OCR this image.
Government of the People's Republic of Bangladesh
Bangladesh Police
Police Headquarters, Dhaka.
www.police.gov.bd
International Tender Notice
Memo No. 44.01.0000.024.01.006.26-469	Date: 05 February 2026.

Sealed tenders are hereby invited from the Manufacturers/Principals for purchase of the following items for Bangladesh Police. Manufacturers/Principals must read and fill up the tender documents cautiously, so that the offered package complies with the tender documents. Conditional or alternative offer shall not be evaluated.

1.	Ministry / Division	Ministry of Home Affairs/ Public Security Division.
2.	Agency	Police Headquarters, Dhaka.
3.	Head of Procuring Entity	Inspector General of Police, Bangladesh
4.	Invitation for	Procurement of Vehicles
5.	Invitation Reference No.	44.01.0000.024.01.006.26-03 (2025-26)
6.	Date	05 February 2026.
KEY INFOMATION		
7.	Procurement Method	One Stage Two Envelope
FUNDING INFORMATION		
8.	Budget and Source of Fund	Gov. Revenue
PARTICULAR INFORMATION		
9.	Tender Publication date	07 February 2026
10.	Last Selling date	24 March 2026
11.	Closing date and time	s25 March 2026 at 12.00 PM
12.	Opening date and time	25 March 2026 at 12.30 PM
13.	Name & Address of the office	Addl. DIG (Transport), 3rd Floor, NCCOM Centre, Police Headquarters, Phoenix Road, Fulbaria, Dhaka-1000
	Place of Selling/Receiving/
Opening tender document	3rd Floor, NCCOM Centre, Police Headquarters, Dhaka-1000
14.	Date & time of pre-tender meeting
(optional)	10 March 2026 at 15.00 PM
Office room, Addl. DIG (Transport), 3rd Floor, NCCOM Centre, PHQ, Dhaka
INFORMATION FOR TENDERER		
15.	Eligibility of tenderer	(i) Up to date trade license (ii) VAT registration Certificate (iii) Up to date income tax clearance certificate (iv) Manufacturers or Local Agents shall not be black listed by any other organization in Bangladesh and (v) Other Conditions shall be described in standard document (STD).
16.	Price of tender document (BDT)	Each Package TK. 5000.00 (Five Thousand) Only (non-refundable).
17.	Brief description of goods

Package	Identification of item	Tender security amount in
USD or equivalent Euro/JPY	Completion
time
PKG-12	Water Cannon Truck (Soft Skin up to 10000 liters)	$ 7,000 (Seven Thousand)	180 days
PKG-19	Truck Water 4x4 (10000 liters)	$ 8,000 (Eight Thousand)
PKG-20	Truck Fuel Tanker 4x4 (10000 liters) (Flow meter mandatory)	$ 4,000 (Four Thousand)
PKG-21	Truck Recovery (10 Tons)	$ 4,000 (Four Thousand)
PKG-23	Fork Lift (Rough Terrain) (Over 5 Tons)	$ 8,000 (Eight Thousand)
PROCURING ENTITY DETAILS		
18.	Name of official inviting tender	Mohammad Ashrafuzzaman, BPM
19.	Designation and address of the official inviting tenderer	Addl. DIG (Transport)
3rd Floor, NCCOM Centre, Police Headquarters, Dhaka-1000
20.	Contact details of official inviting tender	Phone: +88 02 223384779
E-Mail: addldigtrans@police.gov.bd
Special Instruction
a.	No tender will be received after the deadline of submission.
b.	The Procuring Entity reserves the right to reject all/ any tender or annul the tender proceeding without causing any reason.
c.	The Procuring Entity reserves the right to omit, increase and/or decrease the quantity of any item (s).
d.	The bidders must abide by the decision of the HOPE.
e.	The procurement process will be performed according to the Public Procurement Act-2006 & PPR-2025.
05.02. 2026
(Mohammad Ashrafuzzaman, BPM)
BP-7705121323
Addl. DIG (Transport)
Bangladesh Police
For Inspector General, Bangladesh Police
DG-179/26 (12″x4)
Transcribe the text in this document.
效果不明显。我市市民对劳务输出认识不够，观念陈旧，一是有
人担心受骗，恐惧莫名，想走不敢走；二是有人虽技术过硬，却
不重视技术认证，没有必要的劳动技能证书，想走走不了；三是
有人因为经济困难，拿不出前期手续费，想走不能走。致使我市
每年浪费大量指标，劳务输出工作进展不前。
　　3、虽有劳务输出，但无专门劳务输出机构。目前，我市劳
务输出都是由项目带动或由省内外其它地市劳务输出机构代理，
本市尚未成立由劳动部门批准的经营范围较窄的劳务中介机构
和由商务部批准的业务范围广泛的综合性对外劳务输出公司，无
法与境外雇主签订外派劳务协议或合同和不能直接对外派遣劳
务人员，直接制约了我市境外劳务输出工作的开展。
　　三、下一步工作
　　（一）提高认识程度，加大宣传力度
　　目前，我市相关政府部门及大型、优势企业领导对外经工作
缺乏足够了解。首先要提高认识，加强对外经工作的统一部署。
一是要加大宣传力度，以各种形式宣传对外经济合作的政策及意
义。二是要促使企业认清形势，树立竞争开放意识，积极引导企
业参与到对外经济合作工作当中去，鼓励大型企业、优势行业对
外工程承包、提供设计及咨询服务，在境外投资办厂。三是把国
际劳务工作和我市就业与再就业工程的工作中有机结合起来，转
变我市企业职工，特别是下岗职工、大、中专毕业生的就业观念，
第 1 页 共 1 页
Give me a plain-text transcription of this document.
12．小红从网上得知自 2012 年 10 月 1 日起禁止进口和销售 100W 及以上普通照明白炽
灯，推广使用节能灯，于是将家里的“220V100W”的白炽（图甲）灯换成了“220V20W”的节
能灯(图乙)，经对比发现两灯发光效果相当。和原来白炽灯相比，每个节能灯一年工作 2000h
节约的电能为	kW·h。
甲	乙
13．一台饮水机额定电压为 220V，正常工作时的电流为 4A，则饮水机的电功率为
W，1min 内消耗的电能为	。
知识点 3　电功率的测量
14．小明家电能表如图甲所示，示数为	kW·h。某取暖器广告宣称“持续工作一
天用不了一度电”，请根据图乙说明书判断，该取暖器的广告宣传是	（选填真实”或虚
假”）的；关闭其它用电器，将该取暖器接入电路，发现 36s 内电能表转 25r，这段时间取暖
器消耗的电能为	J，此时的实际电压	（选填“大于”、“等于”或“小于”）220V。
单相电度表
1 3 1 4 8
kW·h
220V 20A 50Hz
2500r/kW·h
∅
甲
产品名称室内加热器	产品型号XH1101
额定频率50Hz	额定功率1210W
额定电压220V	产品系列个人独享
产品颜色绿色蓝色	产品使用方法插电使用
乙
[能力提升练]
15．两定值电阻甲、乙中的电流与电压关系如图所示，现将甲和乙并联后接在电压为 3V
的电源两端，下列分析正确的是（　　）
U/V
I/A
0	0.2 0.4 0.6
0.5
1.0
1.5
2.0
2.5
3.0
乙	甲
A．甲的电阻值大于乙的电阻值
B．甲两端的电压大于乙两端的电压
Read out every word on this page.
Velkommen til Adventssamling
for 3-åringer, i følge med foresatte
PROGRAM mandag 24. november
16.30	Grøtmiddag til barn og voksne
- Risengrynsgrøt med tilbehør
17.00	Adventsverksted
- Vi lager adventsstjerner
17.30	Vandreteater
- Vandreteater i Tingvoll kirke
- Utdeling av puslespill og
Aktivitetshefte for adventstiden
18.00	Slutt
════════
What to produce: Return the line that contains "Read out every word on this page." along with every line after it through the end of the entries, exactly, adding nothing.

Output:
Read out every word on this page.
Velkommen til Adventssamling
for 3-åringer, i følge med foresatte
PROGRAM mandag 24. november
16.30	Grøtmiddag til barn og voksne
- Risengrynsgrøt med tilbehør
17.00	Adventsverksted
- Vi lager adventsstjerner
17.30	Vandreteater
- Vandreteater i Tingvoll kirke
- Utdeling av puslespill og
Aktivitetshefte for adventstiden
18.00	Slutt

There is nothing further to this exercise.